Chart and figure data
****************************************
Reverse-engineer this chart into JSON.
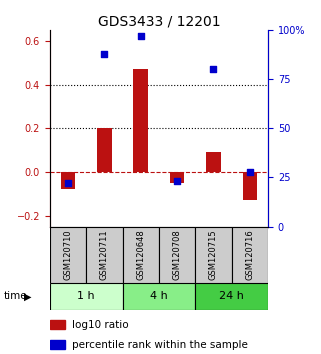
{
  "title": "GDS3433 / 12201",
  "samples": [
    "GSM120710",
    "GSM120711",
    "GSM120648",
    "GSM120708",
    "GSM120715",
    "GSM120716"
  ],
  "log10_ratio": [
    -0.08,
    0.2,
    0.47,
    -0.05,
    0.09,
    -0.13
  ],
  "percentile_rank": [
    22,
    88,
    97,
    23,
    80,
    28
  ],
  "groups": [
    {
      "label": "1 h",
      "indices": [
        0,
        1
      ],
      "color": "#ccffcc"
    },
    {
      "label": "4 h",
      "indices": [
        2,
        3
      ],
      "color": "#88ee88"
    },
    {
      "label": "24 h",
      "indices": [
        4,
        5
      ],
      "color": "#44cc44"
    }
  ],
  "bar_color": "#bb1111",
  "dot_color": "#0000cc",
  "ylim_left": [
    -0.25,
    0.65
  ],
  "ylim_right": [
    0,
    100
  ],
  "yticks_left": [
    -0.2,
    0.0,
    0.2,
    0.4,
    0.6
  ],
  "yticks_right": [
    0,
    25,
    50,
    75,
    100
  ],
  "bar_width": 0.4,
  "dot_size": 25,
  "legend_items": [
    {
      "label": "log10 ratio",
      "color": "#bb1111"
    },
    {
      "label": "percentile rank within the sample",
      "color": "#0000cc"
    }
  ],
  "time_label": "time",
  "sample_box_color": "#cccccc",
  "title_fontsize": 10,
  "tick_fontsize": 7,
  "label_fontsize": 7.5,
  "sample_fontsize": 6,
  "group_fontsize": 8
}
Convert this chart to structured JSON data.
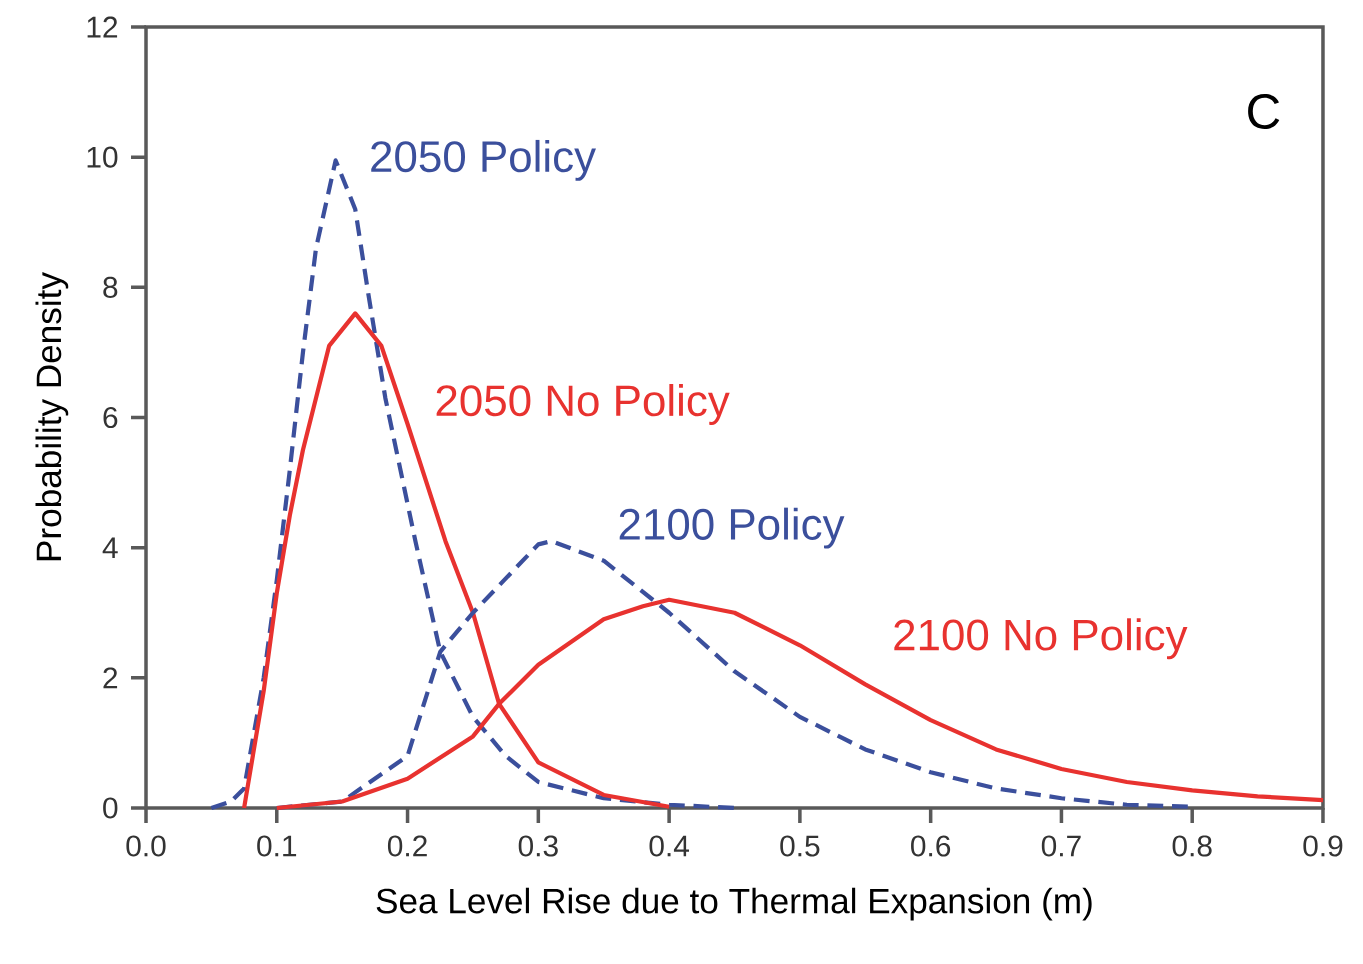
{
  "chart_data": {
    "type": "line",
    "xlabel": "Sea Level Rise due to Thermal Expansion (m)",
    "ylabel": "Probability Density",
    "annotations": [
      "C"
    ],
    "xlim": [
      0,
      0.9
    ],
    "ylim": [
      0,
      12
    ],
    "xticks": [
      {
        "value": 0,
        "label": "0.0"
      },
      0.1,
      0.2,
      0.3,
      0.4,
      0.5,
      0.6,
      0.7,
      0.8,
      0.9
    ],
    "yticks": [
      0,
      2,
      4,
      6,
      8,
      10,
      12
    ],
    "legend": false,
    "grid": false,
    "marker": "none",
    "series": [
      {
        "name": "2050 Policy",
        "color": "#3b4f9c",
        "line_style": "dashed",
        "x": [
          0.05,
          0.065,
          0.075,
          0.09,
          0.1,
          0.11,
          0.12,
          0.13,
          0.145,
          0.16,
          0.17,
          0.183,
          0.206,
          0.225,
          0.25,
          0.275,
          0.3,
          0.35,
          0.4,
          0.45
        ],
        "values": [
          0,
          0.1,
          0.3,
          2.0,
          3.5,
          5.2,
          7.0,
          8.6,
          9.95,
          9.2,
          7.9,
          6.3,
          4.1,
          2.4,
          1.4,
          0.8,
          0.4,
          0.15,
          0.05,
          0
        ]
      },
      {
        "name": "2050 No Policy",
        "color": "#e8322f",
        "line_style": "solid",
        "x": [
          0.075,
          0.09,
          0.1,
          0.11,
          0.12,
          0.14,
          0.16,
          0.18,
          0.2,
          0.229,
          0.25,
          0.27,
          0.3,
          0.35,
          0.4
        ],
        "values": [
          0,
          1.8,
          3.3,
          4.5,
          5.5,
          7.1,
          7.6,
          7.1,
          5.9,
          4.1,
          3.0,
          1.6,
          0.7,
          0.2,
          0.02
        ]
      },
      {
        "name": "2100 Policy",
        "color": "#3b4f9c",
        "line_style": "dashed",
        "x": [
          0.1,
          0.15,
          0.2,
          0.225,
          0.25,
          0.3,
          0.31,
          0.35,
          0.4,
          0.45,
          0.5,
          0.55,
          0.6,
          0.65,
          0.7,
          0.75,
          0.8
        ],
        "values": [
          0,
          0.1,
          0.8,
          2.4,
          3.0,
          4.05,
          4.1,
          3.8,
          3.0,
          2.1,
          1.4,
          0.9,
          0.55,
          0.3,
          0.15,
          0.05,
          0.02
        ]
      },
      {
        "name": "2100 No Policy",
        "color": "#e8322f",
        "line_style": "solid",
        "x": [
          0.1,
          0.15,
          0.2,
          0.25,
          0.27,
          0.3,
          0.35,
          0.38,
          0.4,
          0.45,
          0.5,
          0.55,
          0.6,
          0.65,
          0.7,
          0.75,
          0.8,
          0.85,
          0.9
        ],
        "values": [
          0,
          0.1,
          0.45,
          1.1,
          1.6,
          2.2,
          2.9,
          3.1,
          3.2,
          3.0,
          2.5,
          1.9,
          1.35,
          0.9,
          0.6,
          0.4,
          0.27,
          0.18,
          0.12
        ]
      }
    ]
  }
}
****************************************
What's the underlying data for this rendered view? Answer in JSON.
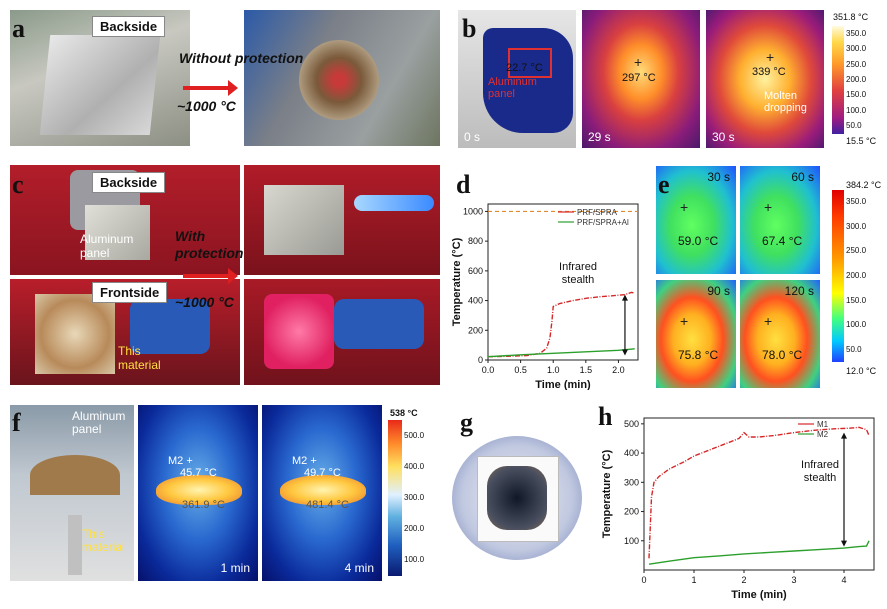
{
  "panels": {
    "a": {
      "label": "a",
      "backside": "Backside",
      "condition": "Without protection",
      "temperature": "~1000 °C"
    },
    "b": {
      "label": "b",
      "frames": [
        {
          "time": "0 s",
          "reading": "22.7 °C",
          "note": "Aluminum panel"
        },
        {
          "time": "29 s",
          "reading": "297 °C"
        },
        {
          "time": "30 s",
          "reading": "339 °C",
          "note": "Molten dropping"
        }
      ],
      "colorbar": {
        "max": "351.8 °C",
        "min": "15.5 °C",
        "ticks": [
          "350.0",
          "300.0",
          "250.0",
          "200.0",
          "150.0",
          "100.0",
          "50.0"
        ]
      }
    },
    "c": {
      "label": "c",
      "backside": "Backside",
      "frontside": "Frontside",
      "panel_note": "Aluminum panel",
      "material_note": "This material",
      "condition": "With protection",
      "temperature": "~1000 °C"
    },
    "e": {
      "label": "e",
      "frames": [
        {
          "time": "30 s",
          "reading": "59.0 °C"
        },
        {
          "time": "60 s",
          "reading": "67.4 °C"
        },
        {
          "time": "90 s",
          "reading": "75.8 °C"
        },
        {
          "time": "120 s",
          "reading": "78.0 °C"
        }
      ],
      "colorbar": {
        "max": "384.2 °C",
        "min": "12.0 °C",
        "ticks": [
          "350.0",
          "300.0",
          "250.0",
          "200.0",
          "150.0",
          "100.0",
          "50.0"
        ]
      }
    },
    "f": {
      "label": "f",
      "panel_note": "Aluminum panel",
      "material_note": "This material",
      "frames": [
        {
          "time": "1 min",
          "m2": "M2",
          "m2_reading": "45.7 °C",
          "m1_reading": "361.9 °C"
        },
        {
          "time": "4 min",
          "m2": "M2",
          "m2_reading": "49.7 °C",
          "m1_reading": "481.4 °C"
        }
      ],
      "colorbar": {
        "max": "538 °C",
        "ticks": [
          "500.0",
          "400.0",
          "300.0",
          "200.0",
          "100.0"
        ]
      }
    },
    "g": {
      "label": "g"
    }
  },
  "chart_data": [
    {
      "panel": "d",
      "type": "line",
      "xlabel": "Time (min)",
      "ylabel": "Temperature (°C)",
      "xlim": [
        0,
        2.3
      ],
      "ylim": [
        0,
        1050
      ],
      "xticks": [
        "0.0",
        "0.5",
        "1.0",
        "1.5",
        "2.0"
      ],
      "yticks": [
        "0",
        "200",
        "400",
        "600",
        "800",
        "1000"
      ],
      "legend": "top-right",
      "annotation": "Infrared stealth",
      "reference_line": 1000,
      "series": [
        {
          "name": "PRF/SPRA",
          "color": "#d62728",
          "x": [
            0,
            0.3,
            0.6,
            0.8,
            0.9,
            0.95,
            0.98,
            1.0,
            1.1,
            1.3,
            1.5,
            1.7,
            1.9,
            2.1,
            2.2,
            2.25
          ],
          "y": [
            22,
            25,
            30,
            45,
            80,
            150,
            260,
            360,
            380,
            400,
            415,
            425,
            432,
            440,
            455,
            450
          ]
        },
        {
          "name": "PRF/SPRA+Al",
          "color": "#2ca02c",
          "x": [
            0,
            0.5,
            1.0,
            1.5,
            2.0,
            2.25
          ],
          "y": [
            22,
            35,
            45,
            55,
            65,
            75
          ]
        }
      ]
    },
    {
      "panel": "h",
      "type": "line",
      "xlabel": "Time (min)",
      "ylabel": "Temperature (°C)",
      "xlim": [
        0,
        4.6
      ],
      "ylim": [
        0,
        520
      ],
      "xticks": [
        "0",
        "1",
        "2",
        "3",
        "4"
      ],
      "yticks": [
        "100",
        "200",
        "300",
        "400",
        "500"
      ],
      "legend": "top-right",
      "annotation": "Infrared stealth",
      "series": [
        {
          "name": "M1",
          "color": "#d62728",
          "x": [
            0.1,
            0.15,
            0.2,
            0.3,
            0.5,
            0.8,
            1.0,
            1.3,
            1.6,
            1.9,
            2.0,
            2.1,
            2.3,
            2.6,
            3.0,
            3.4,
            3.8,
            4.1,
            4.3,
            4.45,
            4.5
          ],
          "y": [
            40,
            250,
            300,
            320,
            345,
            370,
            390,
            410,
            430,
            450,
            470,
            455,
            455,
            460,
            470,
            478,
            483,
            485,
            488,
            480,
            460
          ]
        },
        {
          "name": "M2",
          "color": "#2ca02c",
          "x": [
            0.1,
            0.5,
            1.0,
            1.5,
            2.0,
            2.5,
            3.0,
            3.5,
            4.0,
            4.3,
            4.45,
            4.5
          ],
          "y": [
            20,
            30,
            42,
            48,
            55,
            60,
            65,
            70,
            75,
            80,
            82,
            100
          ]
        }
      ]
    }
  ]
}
****************************************
### Problem description
Using the records above, select and copy every line that has the word "JSON".

### Solution to this task
Reverse-engineer this chart into JSON.
Convert this chart to structured JSON data.
What's the underlying data for this rendered view? Answer in JSON.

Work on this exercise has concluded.